JOB: Only a number is wanted: how many lines in the records below contain "JSON"?

[Entries from a dataset]

──────

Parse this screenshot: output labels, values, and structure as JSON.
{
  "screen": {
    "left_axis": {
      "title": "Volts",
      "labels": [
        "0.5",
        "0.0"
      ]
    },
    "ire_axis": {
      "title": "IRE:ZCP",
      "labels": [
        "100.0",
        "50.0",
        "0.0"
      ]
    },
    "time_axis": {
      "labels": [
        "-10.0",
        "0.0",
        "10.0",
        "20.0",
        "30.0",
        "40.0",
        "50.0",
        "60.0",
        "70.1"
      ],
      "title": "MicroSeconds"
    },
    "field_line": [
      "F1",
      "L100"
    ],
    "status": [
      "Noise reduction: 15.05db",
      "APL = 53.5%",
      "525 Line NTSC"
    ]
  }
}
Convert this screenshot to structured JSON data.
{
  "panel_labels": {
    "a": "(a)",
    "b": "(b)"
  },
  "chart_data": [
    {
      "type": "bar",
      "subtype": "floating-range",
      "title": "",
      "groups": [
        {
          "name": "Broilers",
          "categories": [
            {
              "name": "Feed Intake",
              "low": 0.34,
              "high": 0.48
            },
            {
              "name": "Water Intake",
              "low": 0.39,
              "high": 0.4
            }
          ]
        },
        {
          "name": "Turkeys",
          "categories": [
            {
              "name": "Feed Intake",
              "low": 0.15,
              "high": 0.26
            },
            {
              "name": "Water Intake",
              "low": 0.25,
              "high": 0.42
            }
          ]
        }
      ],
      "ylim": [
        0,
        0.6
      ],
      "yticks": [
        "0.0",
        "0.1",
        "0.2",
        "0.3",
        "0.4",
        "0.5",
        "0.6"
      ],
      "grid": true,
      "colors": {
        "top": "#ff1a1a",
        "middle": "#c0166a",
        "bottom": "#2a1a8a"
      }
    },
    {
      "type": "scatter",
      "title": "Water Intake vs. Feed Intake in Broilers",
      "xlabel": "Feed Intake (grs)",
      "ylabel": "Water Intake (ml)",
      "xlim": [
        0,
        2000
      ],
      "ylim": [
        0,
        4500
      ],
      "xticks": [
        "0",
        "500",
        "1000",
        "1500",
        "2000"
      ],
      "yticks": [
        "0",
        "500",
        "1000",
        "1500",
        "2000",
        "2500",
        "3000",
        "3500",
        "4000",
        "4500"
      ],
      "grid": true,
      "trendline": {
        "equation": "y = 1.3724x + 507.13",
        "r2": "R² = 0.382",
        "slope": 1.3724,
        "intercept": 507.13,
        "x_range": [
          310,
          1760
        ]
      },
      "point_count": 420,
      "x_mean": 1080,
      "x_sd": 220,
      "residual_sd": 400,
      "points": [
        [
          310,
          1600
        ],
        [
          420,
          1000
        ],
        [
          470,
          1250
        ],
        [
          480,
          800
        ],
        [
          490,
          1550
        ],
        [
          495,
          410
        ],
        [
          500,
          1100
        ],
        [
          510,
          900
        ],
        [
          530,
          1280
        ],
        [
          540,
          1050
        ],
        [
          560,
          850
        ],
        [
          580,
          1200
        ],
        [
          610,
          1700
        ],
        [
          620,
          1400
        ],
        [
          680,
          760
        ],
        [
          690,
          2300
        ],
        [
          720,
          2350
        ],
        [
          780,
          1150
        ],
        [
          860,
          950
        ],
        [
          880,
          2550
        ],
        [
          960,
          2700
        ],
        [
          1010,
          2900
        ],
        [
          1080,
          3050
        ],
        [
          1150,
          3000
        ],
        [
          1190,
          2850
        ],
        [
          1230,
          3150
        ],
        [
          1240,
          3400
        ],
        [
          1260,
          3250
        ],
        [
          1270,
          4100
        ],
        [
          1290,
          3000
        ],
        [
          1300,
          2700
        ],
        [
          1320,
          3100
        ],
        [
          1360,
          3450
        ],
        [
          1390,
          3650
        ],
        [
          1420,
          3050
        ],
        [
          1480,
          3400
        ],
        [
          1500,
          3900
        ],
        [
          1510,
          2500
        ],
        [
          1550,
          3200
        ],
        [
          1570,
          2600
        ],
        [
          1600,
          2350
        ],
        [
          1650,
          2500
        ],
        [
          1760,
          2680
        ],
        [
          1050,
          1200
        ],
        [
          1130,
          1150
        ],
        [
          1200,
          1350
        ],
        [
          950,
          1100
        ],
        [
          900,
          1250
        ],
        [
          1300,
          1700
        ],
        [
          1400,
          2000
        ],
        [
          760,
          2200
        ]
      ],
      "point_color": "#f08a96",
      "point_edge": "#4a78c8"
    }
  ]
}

──────

EXERCISE RESPONSE: 2